=== INSTRUCTION ===
Return all of the data exactly, with nothing left out but the pictures.

Extracted data entries:
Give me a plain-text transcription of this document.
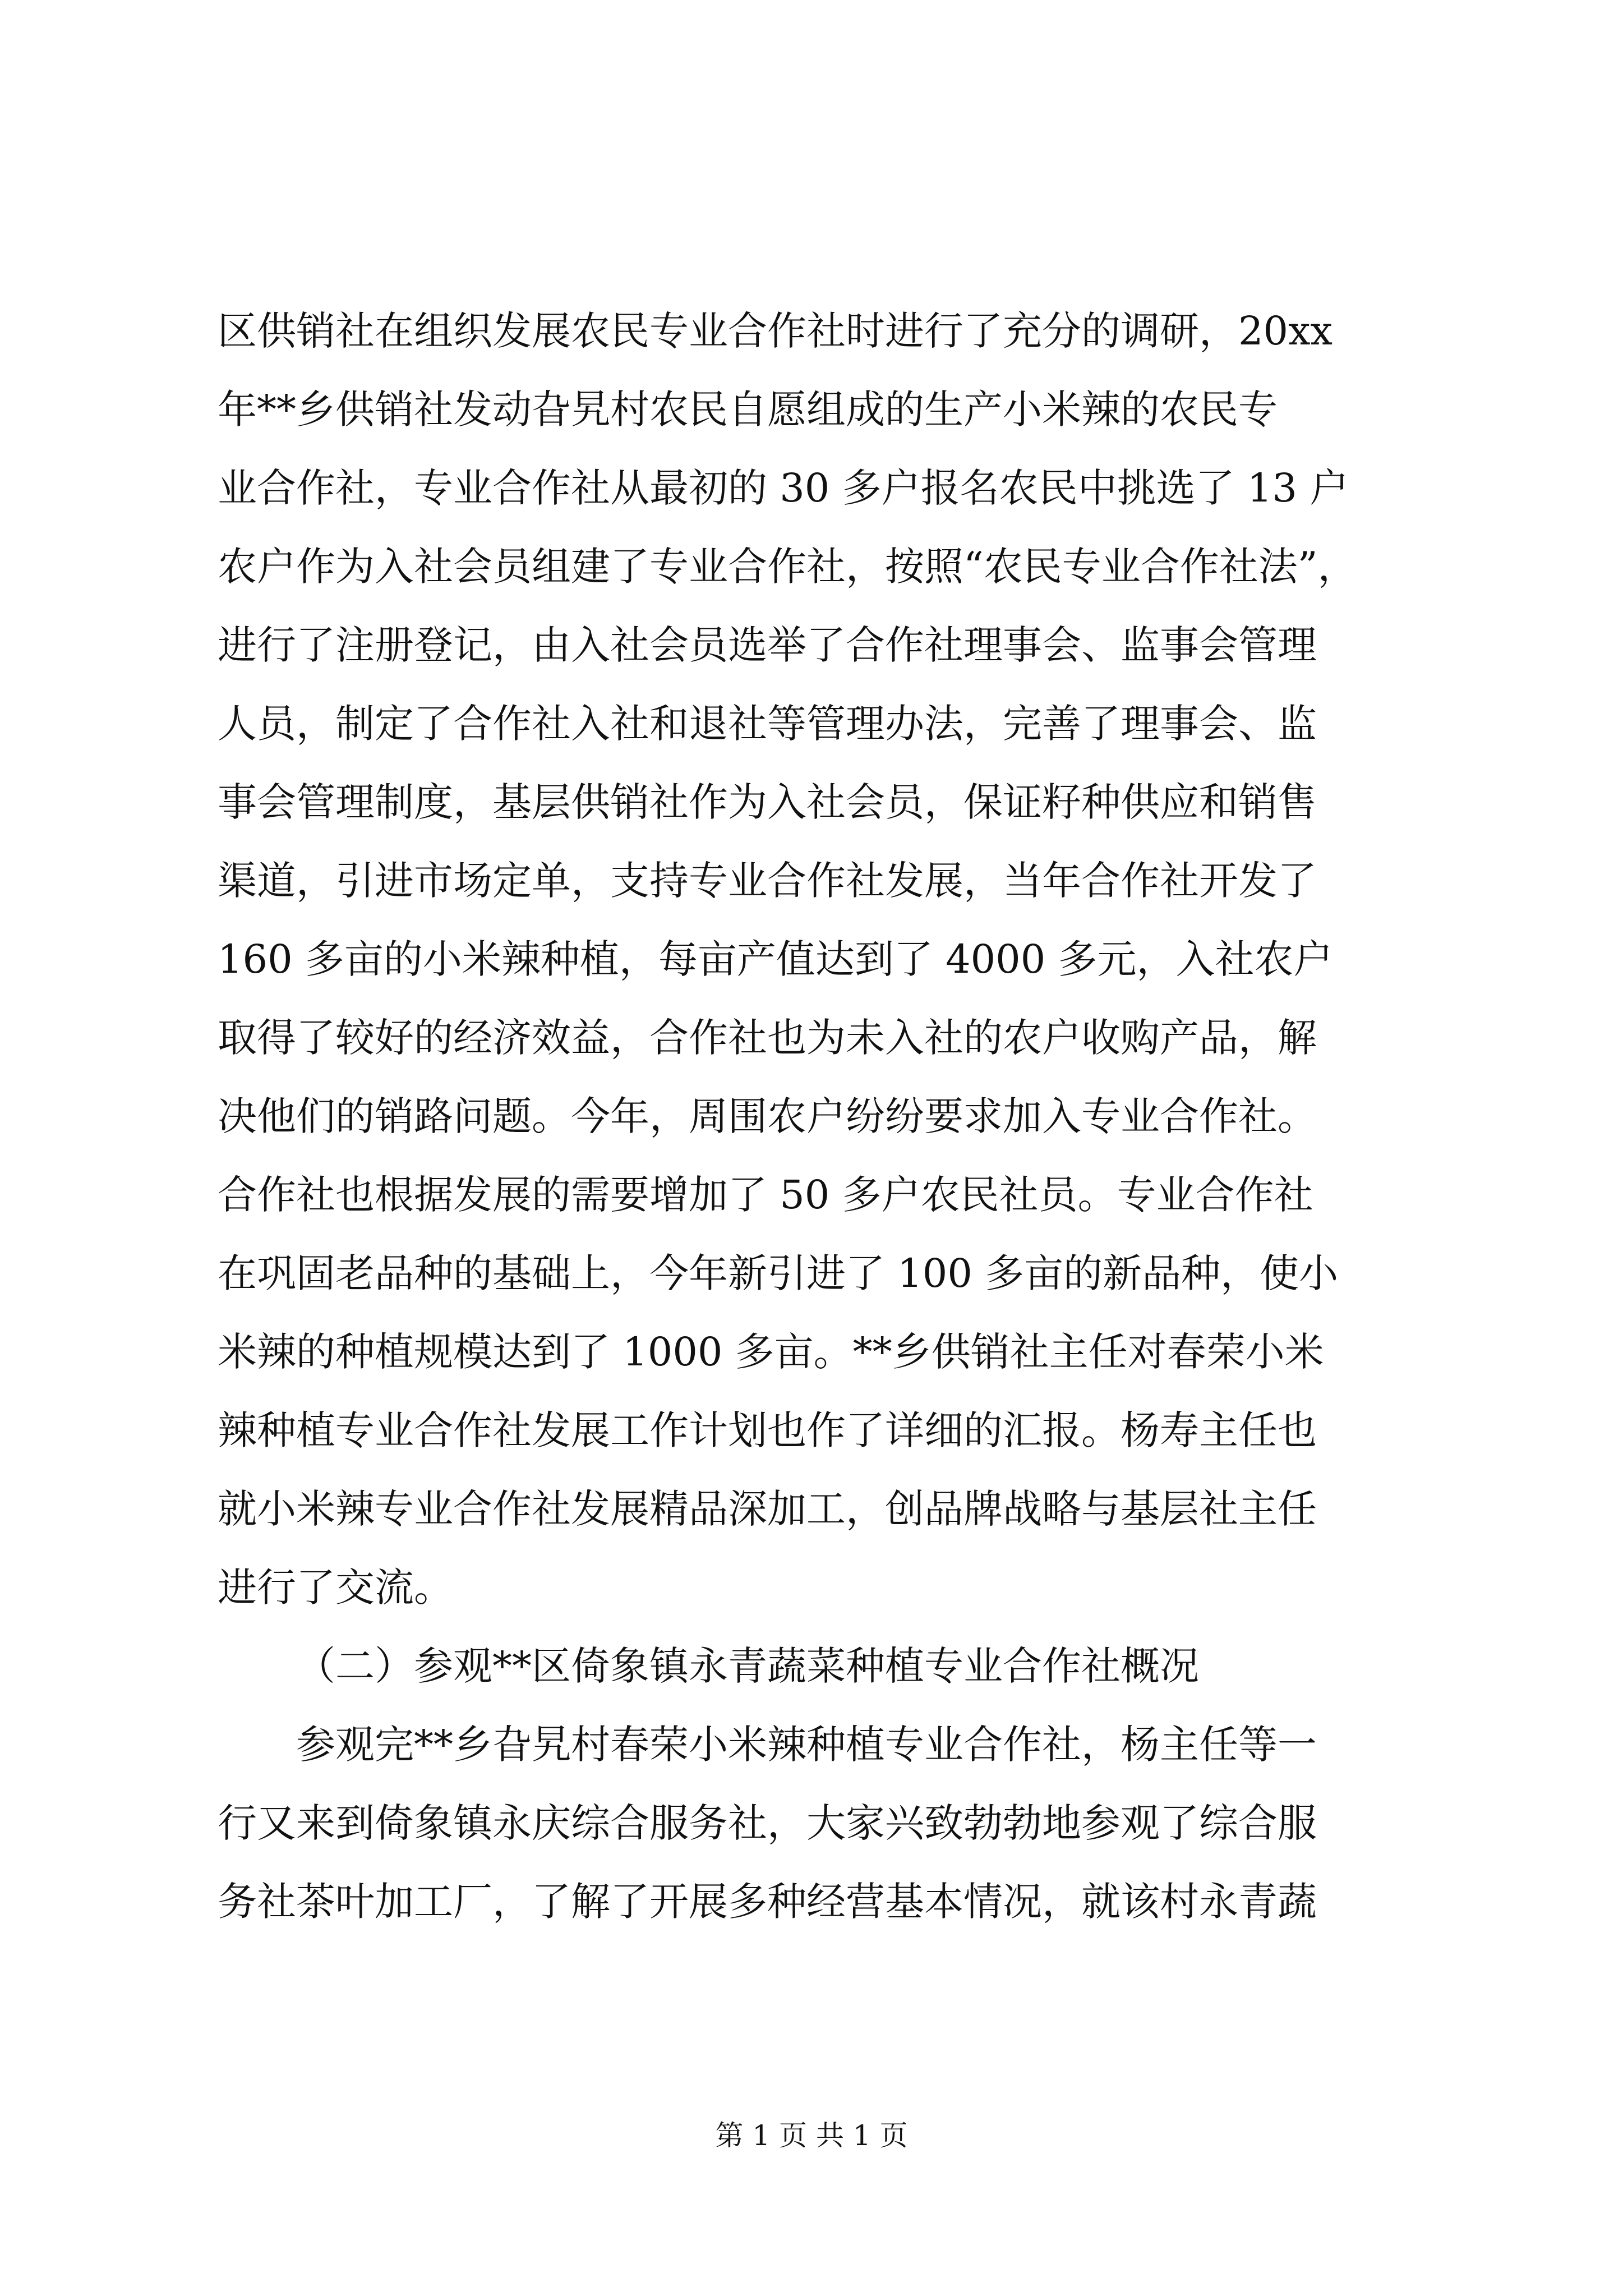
区供销社在组织发展农民专业合作社时进行了充分的调研，20xx
年**乡供销社发动旮旯村农民自愿组成的生产小米辣的农民专
业合作社，专业合作社从最初的 30 多户报名农民中挑选了 13 户
农户作为入社会员组建了专业合作社，按照“农民专业合作社法”，
进行了注册登记，由入社会员选举了合作社理事会、监事会管理
人员，制定了合作社入社和退社等管理办法，完善了理事会、监
事会管理制度，基层供销社作为入社会员，保证籽种供应和销售
渠道，引进市场定单，支持专业合作社发展，当年合作社开发了
160 多亩的小米辣种植，每亩产值达到了 4000 多元，入社农户
取得了较好的经济效益，合作社也为未入社的农户收购产品，解
决他们的销路问题。今年，周围农户纷纷要求加入专业合作社。
合作社也根据发展的需要增加了 50 多户农民社员。专业合作社
在巩固老品种的基础上，今年新引进了 100 多亩的新品种，使小
米辣的种植规模达到了 1000 多亩。**乡供销社主任对春荣小米
辣种植专业合作社发展工作计划也作了详细的汇报。杨寿主任也
就小米辣专业合作社发展精品深加工，创品牌战略与基层社主任
进行了交流。
（二）参观**区倚象镇永青蔬菜种植专业合作社概况
参观完**乡旮旯村春荣小米辣种植专业合作社，杨主任等一
行又来到倚象镇永庆综合服务社，大家兴致勃勃地参观了综合服
务社茶叶加工厂，了解了开展多种经营基本情况，就该村永青蔬
第 1 页 共 1 页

=== RESPONSE ===
Give me a plain-text transcription of this document.
区供销社在组织发展农民专业合作社时进行了充分的调研，20xx
年**乡供销社发动旮旯村农民自愿组成的生产小米辣的农民专
业合作社，专业合作社从最初的 30 多户报名农民中挑选了 13 户
农户作为入社会员组建了专业合作社，按照“农民专业合作社法”，
进行了注册登记，由入社会员选举了合作社理事会、监事会管理
人员，制定了合作社入社和退社等管理办法，完善了理事会、监
事会管理制度，基层供销社作为入社会员，保证籽种供应和销售
渠道，引进市场定单，支持专业合作社发展，当年合作社开发了
160 多亩的小米辣种植，每亩产值达到了 4000 多元，入社农户
取得了较好的经济效益，合作社也为未入社的农户收购产品，解
决他们的销路问题。今年，周围农户纷纷要求加入专业合作社。
合作社也根据发展的需要增加了 50 多户农民社员。专业合作社
在巩固老品种的基础上，今年新引进了 100 多亩的新品种，使小
米辣的种植规模达到了 1000 多亩。**乡供销社主任对春荣小米
辣种植专业合作社发展工作计划也作了详细的汇报。杨寿主任也
就小米辣专业合作社发展精品深加工，创品牌战略与基层社主任
进行了交流。
（二）参观**区倚象镇永青蔬菜种植专业合作社概况
参观完**乡旮旯村春荣小米辣种植专业合作社，杨主任等一
行又来到倚象镇永庆综合服务社，大家兴致勃勃地参观了综合服
务社茶叶加工厂，了解了开展多种经营基本情况，就该村永青蔬
第 1 页 共 1 页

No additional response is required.